**Exercise description:** Track down each line that has the word "Fälle" and copy it.

**Records for this exercise:**
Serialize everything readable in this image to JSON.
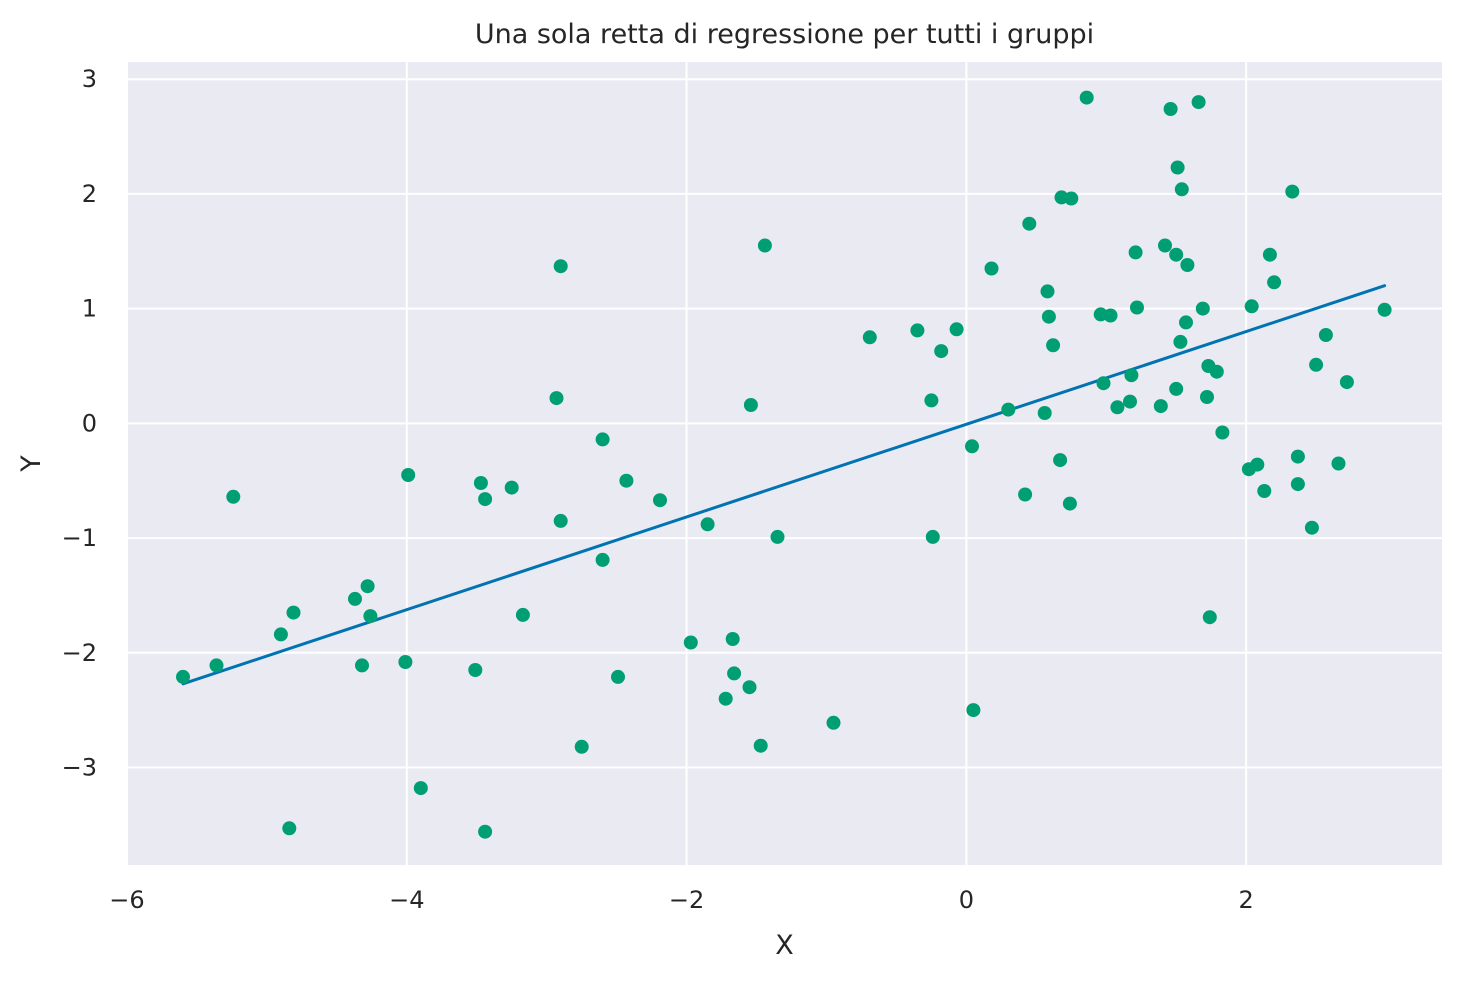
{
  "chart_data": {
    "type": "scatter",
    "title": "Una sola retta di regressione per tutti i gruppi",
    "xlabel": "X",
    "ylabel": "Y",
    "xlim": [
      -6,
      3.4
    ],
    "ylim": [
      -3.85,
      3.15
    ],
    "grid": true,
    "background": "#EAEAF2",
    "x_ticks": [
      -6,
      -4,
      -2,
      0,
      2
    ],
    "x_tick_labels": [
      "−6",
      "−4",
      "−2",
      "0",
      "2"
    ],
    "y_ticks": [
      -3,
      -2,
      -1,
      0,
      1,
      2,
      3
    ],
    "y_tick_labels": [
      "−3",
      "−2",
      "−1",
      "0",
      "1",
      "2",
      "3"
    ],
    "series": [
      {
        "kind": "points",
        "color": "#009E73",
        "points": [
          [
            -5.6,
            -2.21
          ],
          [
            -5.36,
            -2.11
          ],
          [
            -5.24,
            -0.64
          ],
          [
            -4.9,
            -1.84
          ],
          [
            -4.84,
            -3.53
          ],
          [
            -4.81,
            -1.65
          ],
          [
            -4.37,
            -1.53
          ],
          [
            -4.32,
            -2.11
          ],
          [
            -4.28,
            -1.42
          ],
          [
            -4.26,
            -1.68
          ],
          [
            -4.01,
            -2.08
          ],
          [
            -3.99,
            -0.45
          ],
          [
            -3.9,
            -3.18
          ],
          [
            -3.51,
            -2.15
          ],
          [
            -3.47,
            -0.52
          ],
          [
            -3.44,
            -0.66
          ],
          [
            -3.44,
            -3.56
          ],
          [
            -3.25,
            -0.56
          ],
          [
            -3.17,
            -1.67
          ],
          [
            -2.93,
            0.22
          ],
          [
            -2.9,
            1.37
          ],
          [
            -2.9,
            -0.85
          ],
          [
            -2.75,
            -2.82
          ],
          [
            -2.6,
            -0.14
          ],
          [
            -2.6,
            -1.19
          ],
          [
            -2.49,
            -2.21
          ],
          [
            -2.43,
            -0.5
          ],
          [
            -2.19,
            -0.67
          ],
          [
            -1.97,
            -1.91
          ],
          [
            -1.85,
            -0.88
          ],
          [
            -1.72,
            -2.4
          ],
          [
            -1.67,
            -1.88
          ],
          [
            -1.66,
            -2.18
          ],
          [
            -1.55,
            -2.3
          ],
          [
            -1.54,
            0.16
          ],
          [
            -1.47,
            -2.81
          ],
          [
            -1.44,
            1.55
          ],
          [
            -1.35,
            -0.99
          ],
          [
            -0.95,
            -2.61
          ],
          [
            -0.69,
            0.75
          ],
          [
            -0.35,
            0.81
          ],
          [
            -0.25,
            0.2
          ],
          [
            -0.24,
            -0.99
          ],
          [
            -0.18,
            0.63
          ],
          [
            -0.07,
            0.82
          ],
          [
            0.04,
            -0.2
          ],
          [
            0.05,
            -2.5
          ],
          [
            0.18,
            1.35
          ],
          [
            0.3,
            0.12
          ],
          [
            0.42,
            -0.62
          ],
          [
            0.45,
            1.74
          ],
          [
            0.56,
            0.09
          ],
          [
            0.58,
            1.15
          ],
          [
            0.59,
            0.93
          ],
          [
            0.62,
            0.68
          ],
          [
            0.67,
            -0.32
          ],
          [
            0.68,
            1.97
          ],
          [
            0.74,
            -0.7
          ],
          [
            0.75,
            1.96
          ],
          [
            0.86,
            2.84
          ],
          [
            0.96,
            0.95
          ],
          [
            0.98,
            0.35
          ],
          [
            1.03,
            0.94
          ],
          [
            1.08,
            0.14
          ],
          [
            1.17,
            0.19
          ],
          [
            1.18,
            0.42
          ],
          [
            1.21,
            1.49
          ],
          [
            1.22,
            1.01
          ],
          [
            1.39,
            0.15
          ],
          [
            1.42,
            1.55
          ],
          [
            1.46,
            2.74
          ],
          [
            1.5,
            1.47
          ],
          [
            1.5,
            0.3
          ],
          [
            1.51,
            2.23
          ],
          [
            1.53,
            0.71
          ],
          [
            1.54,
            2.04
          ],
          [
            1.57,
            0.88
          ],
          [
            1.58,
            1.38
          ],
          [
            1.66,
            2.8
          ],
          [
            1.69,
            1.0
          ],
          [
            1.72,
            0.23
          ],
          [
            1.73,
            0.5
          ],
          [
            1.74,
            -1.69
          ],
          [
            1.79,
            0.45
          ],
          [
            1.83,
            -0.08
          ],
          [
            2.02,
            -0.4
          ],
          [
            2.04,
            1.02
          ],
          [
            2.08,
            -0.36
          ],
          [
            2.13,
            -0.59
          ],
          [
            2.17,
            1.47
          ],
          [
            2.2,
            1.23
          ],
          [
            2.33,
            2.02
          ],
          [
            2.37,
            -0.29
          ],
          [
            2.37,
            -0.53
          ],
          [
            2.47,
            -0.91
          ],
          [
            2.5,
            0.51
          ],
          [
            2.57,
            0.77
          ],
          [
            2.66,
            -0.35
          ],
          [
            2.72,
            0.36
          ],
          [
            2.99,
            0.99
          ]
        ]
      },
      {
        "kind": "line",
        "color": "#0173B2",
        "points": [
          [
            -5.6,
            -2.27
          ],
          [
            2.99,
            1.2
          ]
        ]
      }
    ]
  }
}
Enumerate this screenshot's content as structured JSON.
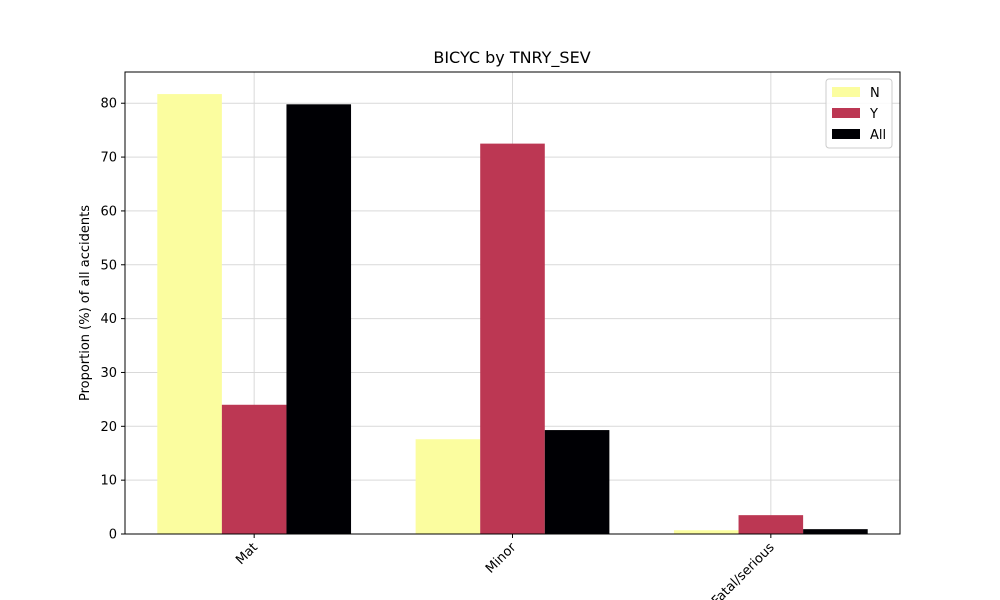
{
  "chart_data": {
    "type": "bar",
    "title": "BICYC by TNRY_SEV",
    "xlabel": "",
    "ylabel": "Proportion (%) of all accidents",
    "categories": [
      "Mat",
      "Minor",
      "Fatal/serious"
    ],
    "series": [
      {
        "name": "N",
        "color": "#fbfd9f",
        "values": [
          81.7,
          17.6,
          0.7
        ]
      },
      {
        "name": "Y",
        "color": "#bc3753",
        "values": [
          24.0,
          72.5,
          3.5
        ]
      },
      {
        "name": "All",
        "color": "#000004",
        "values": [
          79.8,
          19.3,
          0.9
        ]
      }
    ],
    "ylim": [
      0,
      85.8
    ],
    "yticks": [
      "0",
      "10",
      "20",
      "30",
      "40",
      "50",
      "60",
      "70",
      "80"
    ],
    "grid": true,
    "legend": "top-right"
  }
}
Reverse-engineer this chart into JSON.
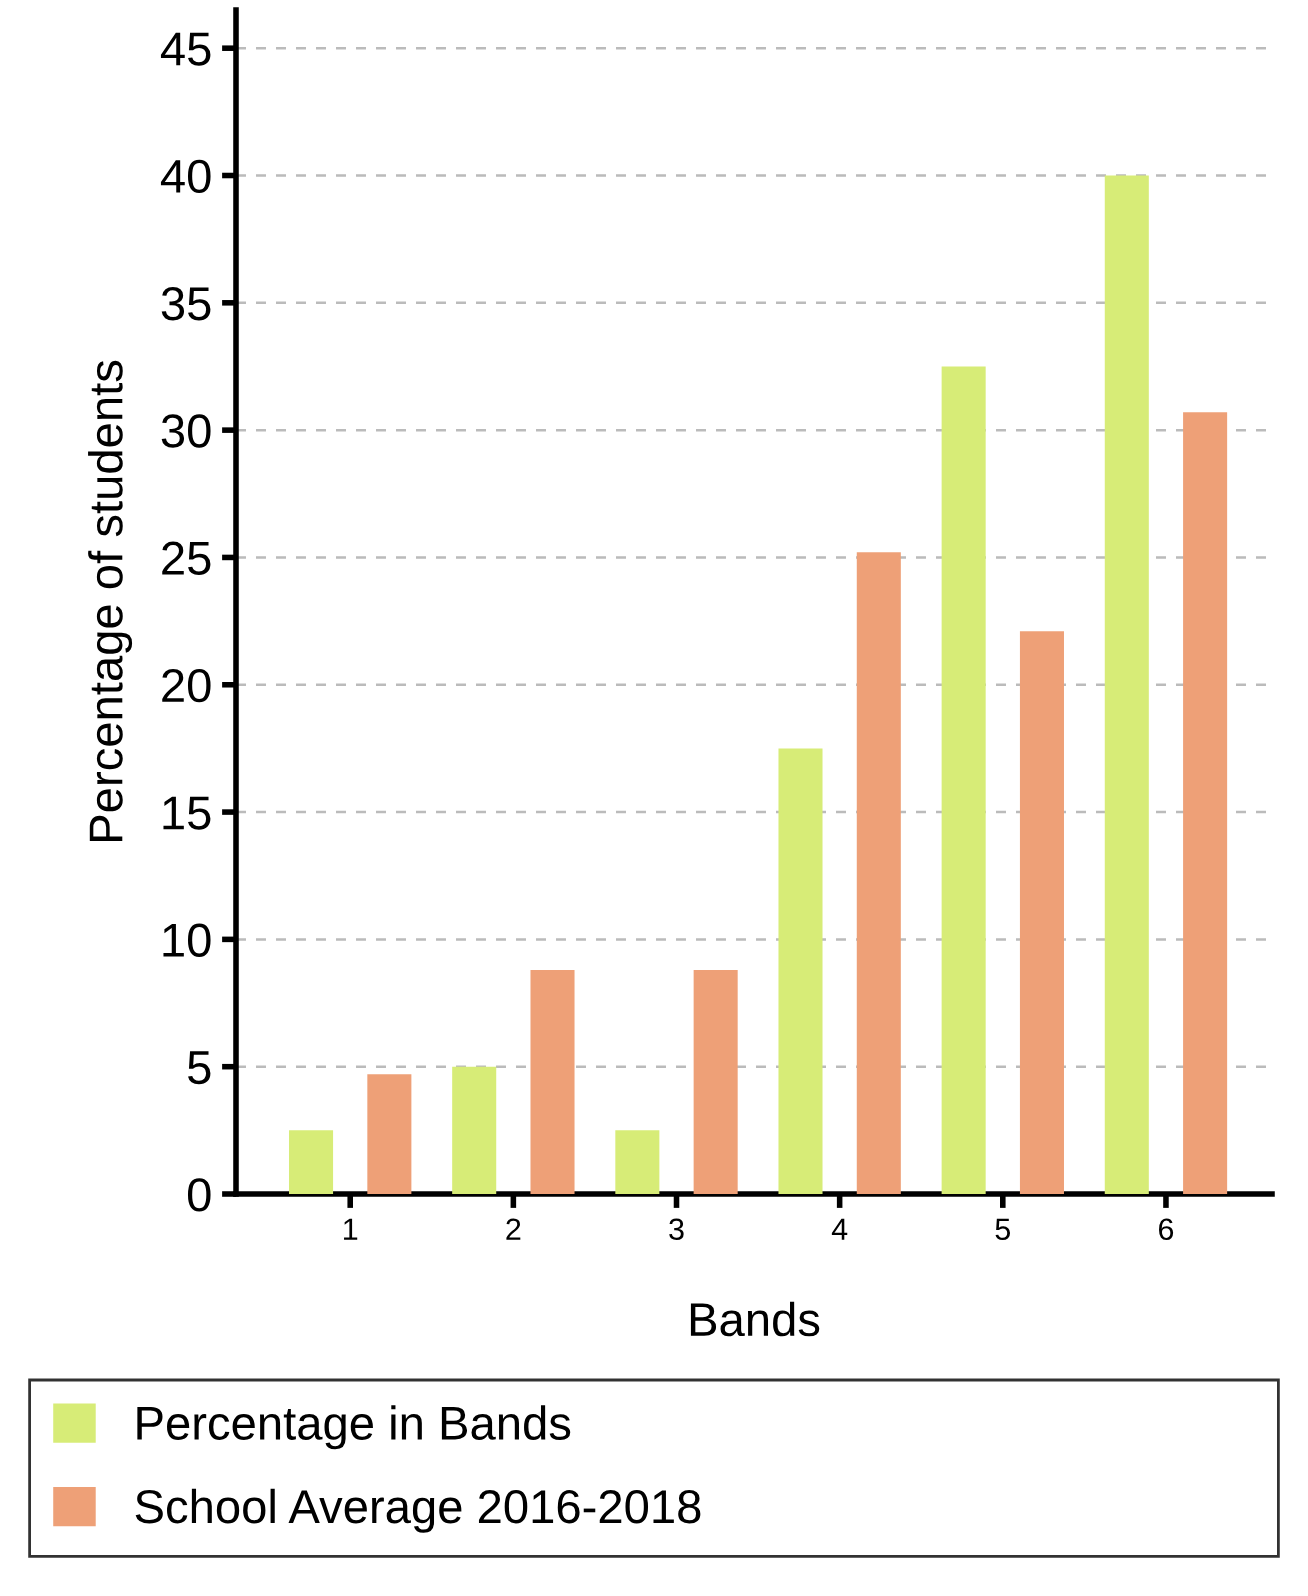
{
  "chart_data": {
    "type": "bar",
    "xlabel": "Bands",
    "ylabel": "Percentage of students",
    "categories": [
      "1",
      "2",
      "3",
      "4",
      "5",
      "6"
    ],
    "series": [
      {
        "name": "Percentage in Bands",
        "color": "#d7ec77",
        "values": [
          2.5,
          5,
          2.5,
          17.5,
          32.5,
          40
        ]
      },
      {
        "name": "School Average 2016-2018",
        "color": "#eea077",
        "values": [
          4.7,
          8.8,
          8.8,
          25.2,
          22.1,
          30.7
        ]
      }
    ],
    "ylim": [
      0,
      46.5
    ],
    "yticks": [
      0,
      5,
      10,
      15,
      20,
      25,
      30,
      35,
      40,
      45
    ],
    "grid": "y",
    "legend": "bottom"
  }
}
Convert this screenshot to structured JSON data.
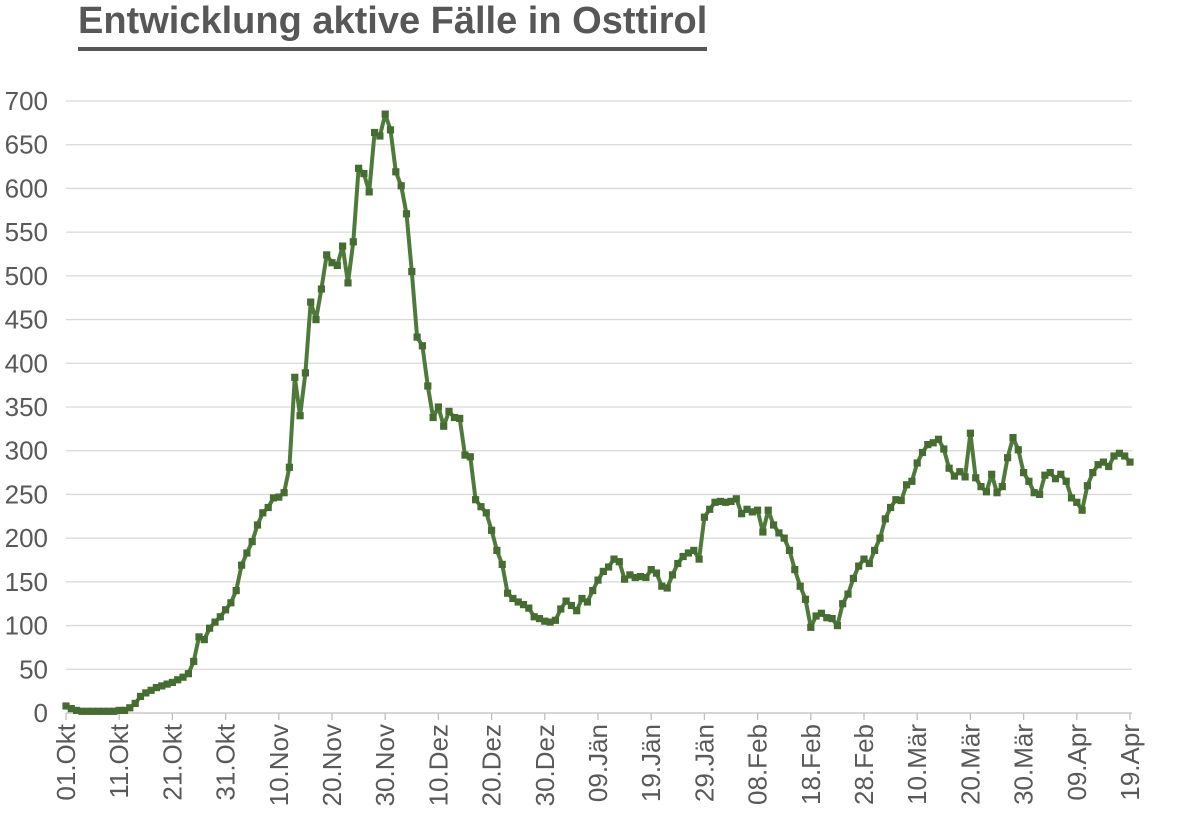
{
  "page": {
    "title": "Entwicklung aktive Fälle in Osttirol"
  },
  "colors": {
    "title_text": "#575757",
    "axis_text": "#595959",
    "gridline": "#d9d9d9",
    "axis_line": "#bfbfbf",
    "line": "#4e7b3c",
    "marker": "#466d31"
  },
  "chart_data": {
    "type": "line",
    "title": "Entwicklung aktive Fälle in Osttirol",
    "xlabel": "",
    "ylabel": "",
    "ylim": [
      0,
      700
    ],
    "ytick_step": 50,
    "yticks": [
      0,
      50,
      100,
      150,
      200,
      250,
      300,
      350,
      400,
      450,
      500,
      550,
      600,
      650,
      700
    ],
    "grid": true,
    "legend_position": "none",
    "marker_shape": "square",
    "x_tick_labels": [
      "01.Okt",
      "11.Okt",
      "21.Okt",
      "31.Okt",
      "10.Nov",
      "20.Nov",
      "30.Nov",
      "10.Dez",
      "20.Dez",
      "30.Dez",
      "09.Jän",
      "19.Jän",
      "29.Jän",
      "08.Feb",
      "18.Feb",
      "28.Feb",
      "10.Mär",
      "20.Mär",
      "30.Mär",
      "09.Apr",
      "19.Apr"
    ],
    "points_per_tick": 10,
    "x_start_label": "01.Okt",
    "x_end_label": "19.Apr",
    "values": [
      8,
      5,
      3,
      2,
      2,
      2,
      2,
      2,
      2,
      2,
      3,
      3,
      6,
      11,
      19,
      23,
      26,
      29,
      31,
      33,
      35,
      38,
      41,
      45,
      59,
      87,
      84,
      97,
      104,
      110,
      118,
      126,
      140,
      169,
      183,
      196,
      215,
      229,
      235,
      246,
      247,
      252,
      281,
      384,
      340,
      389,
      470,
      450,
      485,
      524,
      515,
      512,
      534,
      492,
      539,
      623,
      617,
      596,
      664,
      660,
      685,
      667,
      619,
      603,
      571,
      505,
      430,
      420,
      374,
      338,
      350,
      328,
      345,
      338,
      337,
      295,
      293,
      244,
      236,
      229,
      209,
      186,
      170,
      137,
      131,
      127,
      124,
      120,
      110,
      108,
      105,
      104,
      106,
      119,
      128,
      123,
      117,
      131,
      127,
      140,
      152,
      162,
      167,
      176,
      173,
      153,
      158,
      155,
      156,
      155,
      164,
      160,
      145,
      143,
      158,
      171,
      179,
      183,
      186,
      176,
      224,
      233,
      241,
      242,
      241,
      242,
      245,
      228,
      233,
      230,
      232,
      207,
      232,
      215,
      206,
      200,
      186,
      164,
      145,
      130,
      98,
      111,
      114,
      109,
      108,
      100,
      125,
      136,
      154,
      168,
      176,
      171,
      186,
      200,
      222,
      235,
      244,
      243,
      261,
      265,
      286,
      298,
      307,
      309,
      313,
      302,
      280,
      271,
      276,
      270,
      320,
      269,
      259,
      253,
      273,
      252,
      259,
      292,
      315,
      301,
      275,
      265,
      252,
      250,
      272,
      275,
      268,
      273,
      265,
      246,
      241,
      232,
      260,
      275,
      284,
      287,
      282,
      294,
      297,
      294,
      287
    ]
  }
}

**Full solution:**
    "title": "Entwicklung aktive Fälle in Osttirol"
    "title": "Entwicklung aktive Fälle in Osttirol",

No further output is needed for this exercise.